* **What the task requires**
Determine which lines contain the word "Saint", then copy those lines.

Stored entries:
################

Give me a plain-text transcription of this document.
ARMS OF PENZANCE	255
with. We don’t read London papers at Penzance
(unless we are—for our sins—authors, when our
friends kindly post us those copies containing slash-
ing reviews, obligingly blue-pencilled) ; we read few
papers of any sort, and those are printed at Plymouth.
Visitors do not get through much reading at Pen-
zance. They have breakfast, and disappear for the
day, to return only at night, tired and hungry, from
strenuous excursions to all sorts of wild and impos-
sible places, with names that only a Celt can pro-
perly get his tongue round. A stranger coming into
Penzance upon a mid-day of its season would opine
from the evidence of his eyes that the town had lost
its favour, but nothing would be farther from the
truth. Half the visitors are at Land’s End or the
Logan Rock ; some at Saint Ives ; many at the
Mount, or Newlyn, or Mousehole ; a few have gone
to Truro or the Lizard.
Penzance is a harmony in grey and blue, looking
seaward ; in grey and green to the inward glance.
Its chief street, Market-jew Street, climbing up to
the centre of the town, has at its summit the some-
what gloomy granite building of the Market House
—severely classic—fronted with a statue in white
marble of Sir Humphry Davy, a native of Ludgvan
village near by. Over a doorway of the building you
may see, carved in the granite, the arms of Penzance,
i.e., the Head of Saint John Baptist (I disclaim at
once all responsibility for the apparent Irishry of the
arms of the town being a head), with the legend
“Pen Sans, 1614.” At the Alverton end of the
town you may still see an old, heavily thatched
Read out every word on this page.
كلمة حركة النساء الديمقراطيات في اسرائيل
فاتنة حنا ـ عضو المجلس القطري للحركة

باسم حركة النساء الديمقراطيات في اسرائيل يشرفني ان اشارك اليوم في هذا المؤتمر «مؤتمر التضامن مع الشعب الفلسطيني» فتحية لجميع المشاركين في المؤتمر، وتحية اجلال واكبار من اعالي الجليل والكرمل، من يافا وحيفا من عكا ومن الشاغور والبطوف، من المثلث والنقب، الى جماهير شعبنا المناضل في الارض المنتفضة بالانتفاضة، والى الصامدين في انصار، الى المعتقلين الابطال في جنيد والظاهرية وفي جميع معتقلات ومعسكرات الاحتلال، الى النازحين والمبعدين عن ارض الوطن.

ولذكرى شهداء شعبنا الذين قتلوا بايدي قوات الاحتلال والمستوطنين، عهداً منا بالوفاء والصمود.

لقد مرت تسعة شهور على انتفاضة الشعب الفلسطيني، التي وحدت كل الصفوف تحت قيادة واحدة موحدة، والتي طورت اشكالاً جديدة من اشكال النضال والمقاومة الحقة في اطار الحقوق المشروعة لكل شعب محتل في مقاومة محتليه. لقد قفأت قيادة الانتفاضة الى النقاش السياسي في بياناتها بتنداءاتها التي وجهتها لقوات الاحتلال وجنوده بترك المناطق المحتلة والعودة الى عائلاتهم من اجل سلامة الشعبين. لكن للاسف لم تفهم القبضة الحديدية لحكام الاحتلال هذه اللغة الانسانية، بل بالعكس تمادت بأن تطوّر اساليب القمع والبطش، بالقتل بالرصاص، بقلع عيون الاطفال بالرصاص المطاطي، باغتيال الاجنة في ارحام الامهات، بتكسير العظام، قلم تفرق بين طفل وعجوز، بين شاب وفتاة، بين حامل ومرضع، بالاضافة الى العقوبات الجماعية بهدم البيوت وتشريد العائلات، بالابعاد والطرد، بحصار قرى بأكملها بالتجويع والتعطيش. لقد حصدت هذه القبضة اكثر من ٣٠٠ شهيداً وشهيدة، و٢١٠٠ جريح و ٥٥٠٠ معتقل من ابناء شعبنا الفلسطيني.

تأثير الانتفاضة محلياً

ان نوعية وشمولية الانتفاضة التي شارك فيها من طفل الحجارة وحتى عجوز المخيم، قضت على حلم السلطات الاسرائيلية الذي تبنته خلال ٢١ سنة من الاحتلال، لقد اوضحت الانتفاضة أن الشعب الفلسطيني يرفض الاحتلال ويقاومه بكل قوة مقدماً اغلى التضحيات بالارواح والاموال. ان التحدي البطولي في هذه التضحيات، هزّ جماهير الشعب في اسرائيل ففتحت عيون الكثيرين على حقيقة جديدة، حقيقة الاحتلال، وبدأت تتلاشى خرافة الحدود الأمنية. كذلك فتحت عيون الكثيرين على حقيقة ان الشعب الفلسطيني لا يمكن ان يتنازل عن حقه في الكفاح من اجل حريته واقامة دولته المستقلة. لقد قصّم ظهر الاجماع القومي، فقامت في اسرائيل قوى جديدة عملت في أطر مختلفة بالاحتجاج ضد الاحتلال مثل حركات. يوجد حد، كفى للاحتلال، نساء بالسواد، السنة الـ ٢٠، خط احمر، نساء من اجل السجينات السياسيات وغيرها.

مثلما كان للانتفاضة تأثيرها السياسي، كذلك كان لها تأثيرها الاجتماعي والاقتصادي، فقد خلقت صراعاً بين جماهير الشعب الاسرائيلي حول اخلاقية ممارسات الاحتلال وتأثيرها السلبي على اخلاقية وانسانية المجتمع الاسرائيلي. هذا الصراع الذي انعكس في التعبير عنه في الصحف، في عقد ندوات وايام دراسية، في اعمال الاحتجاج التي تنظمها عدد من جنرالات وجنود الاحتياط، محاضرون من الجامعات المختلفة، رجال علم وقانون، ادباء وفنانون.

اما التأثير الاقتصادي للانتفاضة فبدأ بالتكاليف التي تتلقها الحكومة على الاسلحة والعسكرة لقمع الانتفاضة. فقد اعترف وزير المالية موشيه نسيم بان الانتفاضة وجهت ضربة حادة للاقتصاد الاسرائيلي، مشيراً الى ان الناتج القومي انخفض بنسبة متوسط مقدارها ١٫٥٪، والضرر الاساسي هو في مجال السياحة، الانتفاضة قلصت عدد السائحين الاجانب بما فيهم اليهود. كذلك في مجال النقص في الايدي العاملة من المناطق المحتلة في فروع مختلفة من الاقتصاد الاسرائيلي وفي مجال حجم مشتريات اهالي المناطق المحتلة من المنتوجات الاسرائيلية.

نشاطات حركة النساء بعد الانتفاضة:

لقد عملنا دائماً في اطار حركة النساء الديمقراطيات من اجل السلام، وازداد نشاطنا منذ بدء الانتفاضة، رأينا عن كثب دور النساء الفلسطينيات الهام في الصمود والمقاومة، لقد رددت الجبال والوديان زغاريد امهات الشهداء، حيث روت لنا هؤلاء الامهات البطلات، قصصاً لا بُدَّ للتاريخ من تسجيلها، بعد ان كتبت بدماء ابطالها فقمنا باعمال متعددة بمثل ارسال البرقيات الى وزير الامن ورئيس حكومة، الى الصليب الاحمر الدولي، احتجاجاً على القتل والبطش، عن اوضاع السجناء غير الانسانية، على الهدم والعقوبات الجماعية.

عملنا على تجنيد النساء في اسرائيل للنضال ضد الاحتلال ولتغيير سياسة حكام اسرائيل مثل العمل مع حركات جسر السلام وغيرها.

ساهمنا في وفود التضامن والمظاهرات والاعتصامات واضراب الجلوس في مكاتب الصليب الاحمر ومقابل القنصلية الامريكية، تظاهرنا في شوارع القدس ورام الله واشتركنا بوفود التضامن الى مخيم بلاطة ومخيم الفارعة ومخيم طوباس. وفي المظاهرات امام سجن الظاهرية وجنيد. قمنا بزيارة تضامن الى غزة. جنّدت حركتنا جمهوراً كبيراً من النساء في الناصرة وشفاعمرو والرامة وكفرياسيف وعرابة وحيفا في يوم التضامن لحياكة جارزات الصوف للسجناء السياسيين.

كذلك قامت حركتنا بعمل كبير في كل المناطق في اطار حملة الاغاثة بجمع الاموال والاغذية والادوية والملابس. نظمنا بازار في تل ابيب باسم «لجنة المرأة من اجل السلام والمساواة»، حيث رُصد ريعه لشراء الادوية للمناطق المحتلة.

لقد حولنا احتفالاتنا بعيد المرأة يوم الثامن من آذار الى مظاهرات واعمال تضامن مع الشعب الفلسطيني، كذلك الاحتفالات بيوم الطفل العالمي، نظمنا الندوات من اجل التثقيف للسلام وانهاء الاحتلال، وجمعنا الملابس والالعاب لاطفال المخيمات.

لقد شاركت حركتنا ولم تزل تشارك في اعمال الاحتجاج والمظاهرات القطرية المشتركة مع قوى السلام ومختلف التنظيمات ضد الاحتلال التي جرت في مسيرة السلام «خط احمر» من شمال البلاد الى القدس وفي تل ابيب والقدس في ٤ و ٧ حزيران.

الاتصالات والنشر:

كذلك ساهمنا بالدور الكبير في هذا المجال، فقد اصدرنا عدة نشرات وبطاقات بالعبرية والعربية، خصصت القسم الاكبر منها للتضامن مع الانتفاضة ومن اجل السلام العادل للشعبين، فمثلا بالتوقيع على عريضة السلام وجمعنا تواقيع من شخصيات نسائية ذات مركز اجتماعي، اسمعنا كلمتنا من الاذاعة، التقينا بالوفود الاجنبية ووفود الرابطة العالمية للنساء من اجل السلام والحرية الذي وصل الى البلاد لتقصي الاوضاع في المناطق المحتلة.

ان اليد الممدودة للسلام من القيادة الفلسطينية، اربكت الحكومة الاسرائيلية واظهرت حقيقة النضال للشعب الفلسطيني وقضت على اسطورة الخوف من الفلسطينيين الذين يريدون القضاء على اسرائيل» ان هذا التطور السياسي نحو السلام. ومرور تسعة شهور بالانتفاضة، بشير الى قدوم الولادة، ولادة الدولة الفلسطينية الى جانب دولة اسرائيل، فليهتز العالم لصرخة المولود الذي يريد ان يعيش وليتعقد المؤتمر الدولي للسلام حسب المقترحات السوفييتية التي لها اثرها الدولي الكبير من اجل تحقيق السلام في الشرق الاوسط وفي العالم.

################

* **Finished answer**
Logan Rock ; some at Saint Ives ; many at the
i.e., the Head of Saint John Baptist (I disclaim at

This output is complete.